_Set task:_ Copy all lines that contain the word "Orbit".

_Record set:_
-- BEGIN --
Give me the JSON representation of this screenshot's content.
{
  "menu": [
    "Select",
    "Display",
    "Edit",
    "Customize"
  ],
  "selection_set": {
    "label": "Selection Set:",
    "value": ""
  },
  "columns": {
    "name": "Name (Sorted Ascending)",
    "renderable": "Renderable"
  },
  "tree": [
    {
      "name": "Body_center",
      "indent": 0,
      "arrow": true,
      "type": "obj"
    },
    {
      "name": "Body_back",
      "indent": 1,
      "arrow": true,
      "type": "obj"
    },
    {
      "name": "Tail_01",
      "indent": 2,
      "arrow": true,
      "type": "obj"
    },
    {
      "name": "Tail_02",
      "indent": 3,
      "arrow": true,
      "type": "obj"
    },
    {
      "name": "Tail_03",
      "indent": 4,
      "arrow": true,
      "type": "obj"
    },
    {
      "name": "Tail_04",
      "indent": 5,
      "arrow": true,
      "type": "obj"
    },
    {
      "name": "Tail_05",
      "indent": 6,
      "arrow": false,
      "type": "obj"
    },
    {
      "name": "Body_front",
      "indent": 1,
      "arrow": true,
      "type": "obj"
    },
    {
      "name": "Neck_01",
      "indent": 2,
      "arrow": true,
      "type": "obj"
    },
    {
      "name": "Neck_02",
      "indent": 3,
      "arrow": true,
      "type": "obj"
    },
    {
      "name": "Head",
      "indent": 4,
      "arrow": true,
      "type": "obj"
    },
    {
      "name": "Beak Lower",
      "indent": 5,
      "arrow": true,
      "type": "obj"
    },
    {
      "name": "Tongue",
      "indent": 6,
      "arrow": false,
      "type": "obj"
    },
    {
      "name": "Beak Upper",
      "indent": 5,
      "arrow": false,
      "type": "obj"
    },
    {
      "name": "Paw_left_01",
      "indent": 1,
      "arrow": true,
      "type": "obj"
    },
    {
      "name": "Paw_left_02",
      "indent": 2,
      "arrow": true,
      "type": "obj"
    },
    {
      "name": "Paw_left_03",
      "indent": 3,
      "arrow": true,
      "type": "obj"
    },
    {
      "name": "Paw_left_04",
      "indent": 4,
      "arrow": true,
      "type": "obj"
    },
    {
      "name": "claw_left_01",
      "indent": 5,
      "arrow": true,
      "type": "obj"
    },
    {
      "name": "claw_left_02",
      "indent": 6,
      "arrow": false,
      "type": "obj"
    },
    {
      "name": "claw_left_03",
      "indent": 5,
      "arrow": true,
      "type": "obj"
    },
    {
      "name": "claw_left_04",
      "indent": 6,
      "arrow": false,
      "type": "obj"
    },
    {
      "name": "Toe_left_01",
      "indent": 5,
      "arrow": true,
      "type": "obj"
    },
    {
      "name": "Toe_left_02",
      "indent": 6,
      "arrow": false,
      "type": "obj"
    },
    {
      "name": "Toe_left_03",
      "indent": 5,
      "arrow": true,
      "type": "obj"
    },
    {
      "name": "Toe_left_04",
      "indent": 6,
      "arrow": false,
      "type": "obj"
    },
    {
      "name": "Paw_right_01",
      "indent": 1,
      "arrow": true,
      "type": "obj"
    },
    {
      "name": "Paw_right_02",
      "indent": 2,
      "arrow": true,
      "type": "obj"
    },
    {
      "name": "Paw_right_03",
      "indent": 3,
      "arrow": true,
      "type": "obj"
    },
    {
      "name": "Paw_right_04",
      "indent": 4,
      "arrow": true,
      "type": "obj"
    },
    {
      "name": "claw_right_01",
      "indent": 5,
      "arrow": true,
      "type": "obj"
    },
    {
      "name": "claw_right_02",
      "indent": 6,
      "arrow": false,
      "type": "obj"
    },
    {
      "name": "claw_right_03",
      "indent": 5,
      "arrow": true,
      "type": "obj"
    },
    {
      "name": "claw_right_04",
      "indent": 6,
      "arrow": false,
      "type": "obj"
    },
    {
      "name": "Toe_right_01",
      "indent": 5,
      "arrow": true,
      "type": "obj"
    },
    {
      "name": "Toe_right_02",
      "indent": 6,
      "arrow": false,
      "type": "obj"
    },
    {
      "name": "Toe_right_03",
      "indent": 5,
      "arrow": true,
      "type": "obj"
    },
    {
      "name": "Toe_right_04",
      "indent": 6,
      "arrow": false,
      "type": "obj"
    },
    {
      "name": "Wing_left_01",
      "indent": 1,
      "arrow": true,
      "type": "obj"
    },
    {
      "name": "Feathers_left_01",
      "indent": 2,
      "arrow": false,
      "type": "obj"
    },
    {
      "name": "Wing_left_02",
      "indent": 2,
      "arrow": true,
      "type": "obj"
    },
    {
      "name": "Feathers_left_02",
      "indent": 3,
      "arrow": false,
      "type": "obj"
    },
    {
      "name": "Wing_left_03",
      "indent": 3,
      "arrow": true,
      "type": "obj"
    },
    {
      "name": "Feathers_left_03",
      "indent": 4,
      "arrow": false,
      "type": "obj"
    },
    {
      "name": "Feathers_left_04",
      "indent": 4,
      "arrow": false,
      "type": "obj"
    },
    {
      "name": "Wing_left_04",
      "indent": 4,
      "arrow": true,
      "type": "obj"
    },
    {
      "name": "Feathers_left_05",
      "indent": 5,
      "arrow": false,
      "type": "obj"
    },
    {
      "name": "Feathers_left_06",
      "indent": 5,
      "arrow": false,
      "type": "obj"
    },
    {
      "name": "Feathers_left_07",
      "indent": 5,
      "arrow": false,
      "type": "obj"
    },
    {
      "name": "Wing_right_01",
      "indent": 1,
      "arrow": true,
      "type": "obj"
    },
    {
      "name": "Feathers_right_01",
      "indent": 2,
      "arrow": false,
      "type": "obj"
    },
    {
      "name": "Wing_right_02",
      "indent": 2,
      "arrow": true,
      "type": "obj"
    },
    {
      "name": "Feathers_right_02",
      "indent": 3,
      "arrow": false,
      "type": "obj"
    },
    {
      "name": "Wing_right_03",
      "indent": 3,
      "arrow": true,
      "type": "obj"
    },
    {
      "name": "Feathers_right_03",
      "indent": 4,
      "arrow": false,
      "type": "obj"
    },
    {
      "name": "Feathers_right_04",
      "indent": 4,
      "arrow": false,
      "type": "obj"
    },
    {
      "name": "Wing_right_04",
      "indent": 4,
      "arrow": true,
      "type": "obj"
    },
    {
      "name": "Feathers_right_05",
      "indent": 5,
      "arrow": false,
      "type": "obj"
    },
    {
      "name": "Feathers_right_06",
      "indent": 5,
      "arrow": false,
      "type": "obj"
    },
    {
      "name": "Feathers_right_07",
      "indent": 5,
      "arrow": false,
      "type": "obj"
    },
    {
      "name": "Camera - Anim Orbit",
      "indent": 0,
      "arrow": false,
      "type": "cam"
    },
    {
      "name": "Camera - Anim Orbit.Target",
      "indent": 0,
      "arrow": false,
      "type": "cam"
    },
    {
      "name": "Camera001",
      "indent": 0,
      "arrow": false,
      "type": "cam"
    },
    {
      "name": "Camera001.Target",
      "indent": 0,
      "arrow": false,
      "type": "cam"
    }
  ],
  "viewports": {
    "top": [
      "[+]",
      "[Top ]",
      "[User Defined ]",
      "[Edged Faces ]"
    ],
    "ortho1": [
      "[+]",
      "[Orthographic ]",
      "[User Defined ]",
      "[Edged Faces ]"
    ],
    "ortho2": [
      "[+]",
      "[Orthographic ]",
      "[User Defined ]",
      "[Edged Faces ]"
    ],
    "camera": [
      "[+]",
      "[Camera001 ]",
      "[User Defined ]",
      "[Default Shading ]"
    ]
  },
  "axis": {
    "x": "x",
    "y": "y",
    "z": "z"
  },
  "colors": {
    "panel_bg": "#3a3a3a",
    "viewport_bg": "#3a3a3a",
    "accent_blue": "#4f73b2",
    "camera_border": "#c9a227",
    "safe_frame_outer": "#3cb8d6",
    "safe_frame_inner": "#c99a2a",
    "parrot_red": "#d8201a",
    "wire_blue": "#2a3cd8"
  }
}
-- END --
_Exercise output:_
      "name": "Camera - Anim Orbit",
      "name": "Camera - Anim Orbit.Target",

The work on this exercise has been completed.